== The request ==
Copy out every line that contains "исправления".

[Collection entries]

_ _ _ _ _

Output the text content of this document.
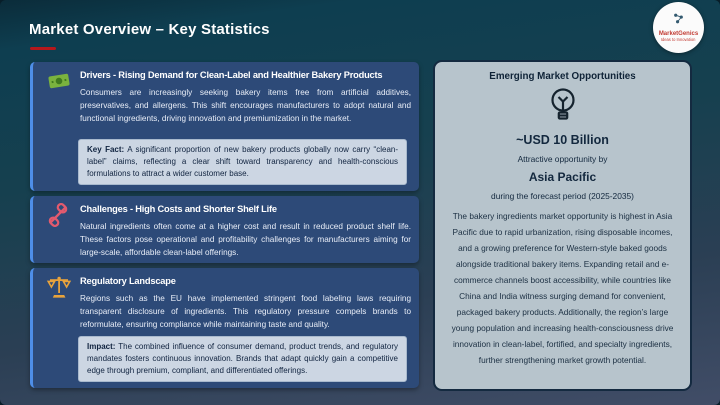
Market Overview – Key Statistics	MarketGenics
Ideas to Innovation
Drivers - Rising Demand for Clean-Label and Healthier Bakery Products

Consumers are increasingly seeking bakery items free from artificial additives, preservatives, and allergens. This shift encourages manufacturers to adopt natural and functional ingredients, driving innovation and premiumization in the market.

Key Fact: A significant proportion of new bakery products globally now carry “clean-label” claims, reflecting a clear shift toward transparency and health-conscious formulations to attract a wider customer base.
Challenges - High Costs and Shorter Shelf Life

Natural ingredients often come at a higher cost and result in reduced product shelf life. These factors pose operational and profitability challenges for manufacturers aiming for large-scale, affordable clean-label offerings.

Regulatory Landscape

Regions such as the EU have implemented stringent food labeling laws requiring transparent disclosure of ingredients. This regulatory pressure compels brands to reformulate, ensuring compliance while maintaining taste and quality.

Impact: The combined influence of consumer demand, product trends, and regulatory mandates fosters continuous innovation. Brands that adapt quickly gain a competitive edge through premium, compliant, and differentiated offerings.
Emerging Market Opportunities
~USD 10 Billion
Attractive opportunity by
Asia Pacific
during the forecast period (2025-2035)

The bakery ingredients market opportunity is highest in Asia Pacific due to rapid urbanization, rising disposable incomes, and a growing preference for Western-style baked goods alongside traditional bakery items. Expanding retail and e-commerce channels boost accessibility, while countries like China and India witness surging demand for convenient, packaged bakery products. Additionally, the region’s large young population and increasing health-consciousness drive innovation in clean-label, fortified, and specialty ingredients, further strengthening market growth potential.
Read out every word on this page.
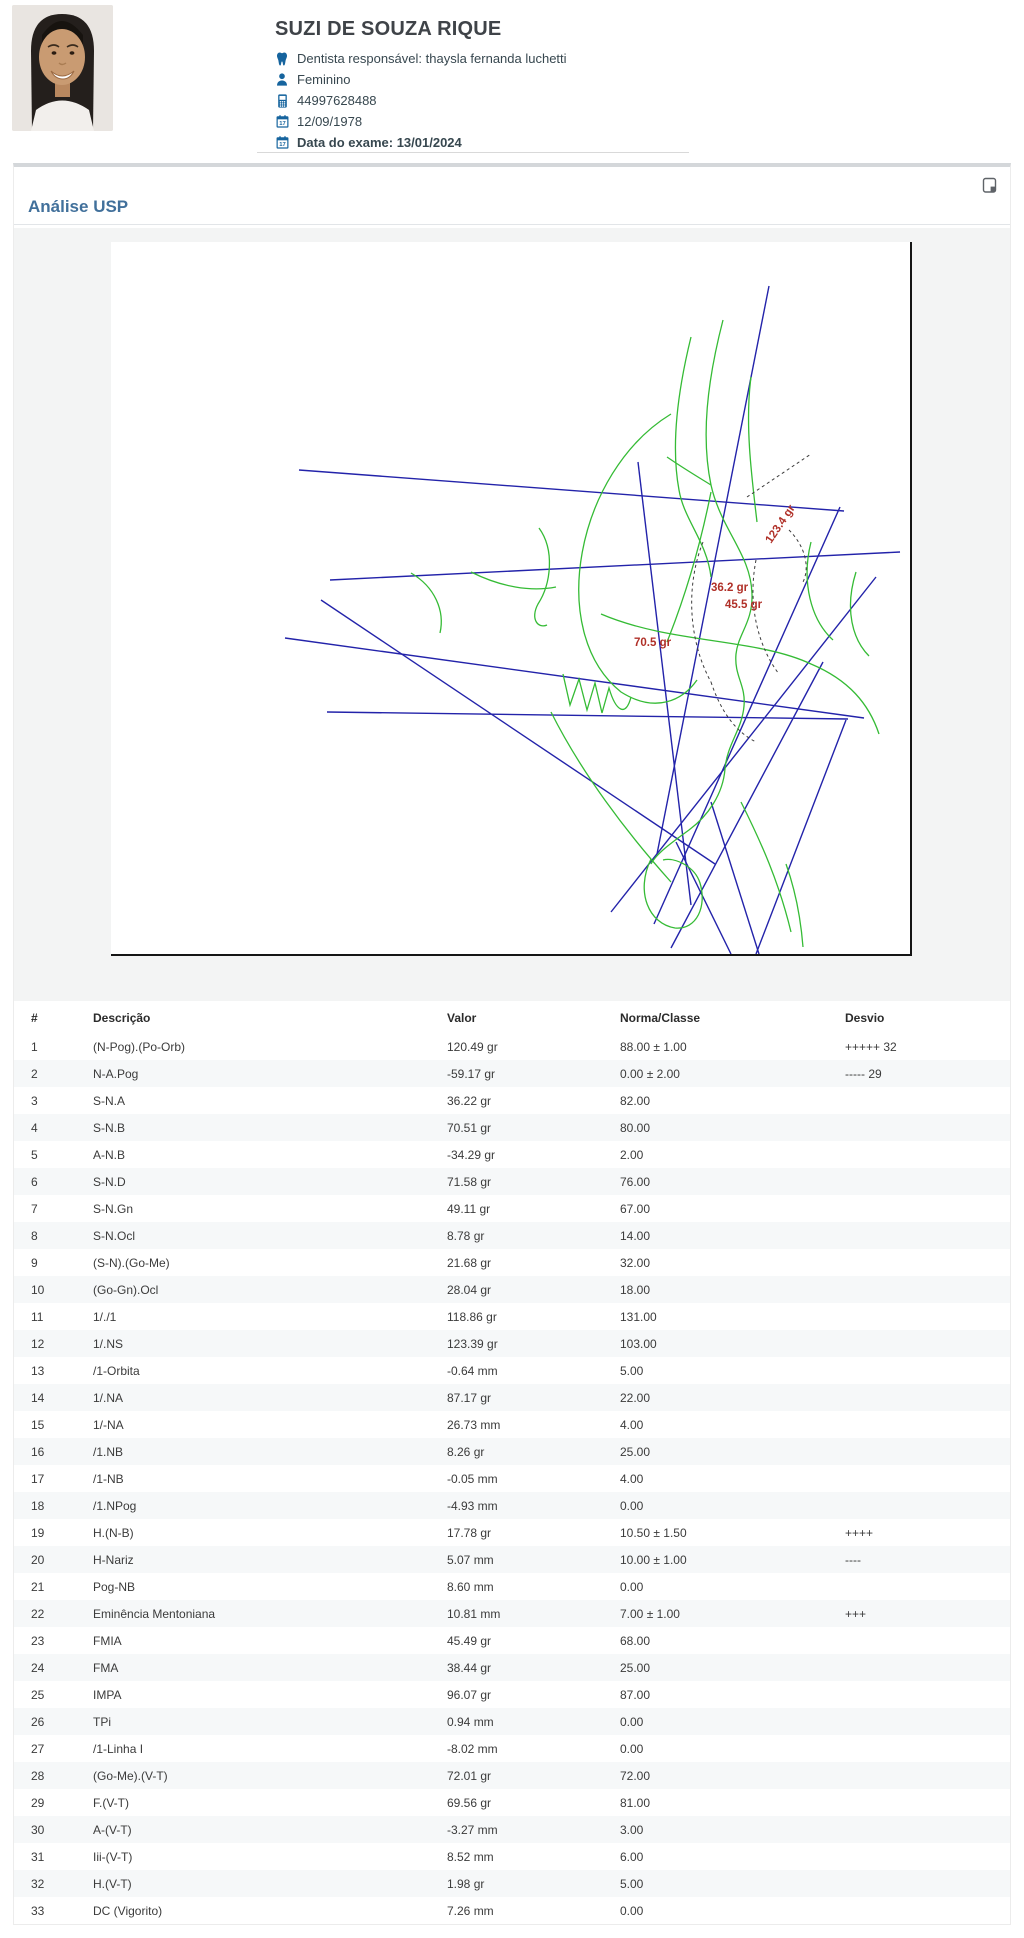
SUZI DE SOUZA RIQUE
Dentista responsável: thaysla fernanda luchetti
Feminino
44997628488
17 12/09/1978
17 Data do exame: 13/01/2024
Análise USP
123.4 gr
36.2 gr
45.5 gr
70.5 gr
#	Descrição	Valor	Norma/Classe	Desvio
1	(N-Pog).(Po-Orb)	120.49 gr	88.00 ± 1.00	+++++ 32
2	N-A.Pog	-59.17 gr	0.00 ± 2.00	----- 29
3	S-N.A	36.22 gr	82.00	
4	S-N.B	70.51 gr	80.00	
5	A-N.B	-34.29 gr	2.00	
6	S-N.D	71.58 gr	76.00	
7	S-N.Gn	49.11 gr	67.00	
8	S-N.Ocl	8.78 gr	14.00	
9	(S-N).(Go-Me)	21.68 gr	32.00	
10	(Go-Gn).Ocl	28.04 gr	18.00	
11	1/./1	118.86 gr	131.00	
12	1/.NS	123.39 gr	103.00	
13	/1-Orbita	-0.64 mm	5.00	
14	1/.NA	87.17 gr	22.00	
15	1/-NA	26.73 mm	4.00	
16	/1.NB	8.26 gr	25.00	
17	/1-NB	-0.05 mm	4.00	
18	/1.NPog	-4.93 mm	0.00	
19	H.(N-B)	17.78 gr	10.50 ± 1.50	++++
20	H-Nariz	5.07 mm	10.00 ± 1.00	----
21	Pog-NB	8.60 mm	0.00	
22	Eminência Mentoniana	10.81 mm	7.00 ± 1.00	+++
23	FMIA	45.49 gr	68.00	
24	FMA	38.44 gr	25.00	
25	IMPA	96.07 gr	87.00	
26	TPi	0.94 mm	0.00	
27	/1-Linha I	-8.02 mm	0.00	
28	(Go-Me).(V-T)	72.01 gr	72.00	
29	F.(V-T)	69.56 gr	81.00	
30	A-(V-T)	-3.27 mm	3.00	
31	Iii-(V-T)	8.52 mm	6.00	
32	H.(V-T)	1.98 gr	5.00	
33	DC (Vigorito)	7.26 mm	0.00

_ _ _ _ _

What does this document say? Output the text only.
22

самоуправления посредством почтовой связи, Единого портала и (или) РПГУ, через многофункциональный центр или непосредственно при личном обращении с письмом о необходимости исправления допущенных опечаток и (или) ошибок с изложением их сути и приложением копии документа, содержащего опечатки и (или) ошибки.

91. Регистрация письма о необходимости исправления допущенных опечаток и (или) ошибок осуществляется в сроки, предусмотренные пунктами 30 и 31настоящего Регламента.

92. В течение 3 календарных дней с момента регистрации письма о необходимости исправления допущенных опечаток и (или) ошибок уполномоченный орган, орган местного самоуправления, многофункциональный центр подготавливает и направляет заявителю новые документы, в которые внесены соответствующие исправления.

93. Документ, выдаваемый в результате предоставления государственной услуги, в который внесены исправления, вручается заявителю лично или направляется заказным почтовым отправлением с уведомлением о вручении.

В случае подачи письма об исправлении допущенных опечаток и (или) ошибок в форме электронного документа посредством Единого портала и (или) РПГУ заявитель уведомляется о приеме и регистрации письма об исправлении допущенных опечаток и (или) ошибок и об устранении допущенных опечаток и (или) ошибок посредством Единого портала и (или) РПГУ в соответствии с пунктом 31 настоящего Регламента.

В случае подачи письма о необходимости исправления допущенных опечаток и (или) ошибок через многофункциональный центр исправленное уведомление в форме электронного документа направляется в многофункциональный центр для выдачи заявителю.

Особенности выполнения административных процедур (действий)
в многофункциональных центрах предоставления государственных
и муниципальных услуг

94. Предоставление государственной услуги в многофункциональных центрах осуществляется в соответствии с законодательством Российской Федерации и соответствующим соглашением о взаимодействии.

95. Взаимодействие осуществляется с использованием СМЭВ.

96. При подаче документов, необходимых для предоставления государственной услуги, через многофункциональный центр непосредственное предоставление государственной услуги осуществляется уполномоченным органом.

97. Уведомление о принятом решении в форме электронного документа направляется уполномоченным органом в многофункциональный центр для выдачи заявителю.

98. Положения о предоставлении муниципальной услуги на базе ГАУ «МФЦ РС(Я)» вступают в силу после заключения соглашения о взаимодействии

_ _ _ _ _

== Worked solution ==
самоуправления посредством почтовой связи, Единого портала и (или) РПГУ, через многофункциональный центр или непосредственно при личном обращении с письмом о необходимости исправления допущенных опечаток и (или) ошибок с изложением их сути и приложением копии документа, содержащего опечатки и (или) ошибки.
91. Регистрация письма о необходимости исправления допущенных опечаток и (или) ошибок осуществляется в сроки, предусмотренные пунктами 30 и 31настоящего Регламента.
92. В течение 3 календарных дней с момента регистрации письма о необходимости исправления допущенных опечаток и (или) ошибок уполномоченный орган, орган местного самоуправления, многофункциональный центр подготавливает и направляет заявителю новые документы, в которые внесены соответствующие исправления.
93. Документ, выдаваемый в результате предоставления государственной услуги, в который внесены исправления, вручается заявителю лично или направляется заказным почтовым отправлением с уведомлением о вручении.
В случае подачи письма о необходимости исправления допущенных опечаток и (или) ошибок через многофункциональный центр исправленное уведомление в форме электронного документа направляется в многофункциональный центр для выдачи заявителю.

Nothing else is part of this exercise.